Do this: Without including any images, repeat the data exactly.

Data to process:
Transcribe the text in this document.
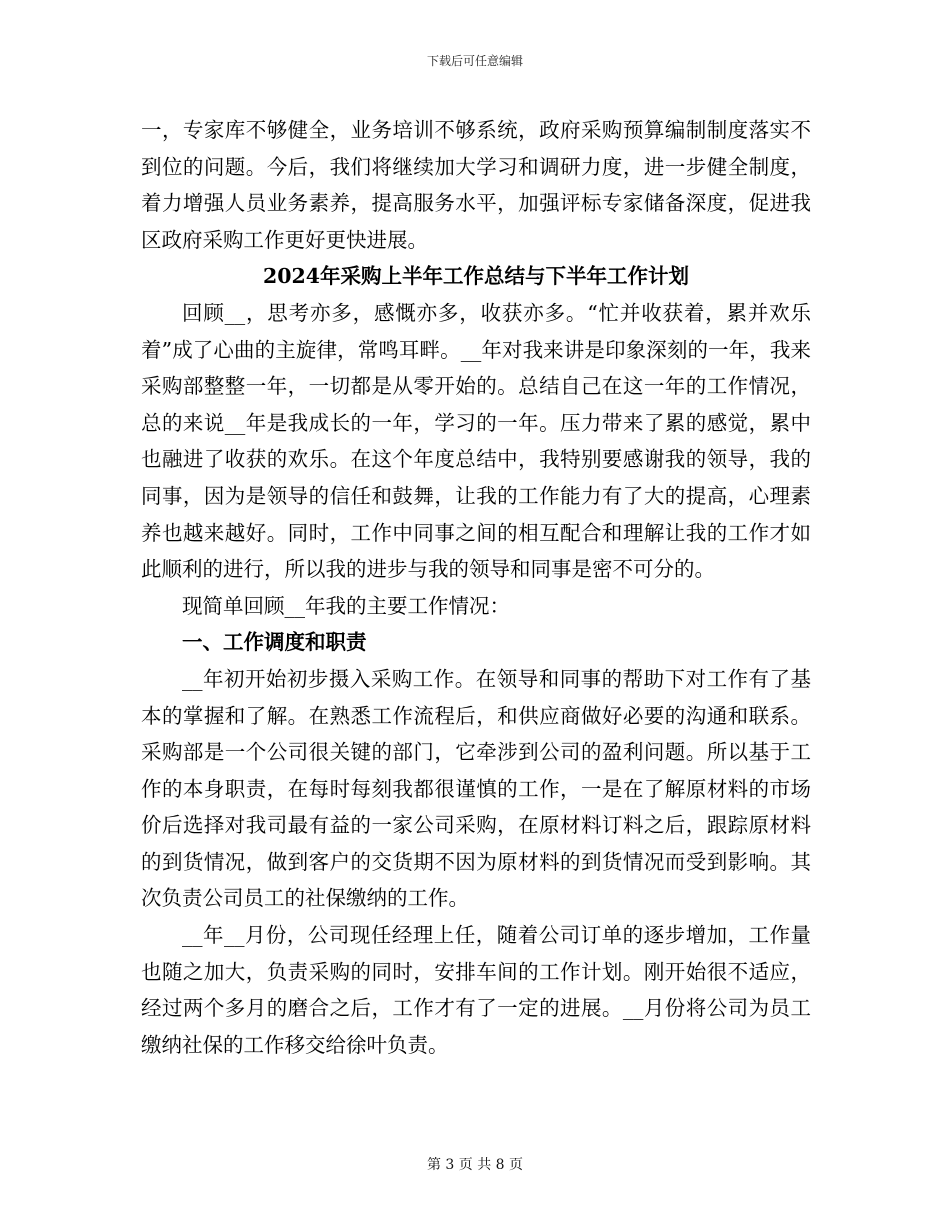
下载后可任意编辑

一，专家库不够健全，业务培训不够系统，政府采购预算编制制度落实不到位的问题。今后，我们将继续加大学习和调研力度，进一步健全制度，着力增强人员业务素养，提高服务水平，加强评标专家储备深度，促进我区政府采购工作更好更快进展。

2024年采购上半年工作总结与下半年工作计划

回顾__，思考亦多，感慨亦多，收获亦多。“忙并收获着，累并欢乐着”成了心曲的主旋律，常鸣耳畔。__年对我来讲是印象深刻的一年，我来采购部整整一年，一切都是从零开始的。总结自己在这一年的工作情况，总的来说__年是我成长的一年，学习的一年。压力带来了累的感觉，累中也融进了收获的欢乐。在这个年度总结中，我特别要感谢我的领导，我的同事，因为是领导的信任和鼓舞，让我的工作能力有了大的提高，心理素养也越来越好。同时，工作中同事之间的相互配合和理解让我的工作才如此顺利的进行，所以我的进步与我的领导和同事是密不可分的。

现简单回顾__年我的主要工作情况：

一、工作调度和职责

__年初开始初步摄入采购工作。在领导和同事的帮助下对工作有了基本的掌握和了解。在熟悉工作流程后，和供应商做好必要的沟通和联系。采购部是一个公司很关键的部门，它牵涉到公司的盈利问题。所以基于工作的本身职责，在每时每刻我都很谨慎的工作，一是在了解原材料的市场价后选择对我司最有益的一家公司采购，在原材料订料之后，跟踪原材料的到货情况，做到客户的交货期不因为原材料的到货情况而受到影响。其次负责公司员工的社保缴纳的工作。

__年__月份，公司现任经理上任，随着公司订单的逐步增加，工作量也随之加大，负责采购的同时，安排车间的工作计划。刚开始很不适应，经过两个多月的磨合之后，工作才有了一定的进展。__月份将公司为员工缴纳社保的工作移交给徐叶负责。

第 3 页 共 8 页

Solution to this problem:
Transcribe the text in this document.
下载后可任意编辑

一，专家库不够健全，业务培训不够系统，政府采购预算编制制度落实不到位的问题。今后，我们将继续加大学习和调研力度，进一步健全制度，着力增强人员业务素养，提高服务水平，加强评标专家储备深度，促进我区政府采购工作更好更快进展。

2024年采购上半年工作总结与下半年工作计划

回顾__，思考亦多，感慨亦多，收获亦多。“忙并收获着，累并欢乐着”成了心曲的主旋律，常鸣耳畔。__年对我来讲是印象深刻的一年，我来采购部整整一年，一切都是从零开始的。总结自己在这一年的工作情况，总的来说__年是我成长的一年，学习的一年。压力带来了累的感觉，累中也融进了收获的欢乐。在这个年度总结中，我特别要感谢我的领导，我的同事，因为是领导的信任和鼓舞，让我的工作能力有了大的提高，心理素养也越来越好。同时，工作中同事之间的相互配合和理解让我的工作才如此顺利的进行，所以我的进步与我的领导和同事是密不可分的。

现简单回顾__年我的主要工作情况：

一、工作调度和职责

__年初开始初步摄入采购工作。在领导和同事的帮助下对工作有了基本的掌握和了解。在熟悉工作流程后，和供应商做好必要的沟通和联系。采购部是一个公司很关键的部门，它牵涉到公司的盈利问题。所以基于工作的本身职责，在每时每刻我都很谨慎的工作，一是在了解原材料的市场价后选择对我司最有益的一家公司采购，在原材料订料之后，跟踪原材料的到货情况，做到客户的交货期不因为原材料的到货情况而受到影响。其次负责公司员工的社保缴纳的工作。

__年__月份，公司现任经理上任，随着公司订单的逐步增加，工作量也随之加大，负责采购的同时，安排车间的工作计划。刚开始很不适应，经过两个多月的磨合之后，工作才有了一定的进展。__月份将公司为员工缴纳社保的工作移交给徐叶负责。

第 3 页 共 8 页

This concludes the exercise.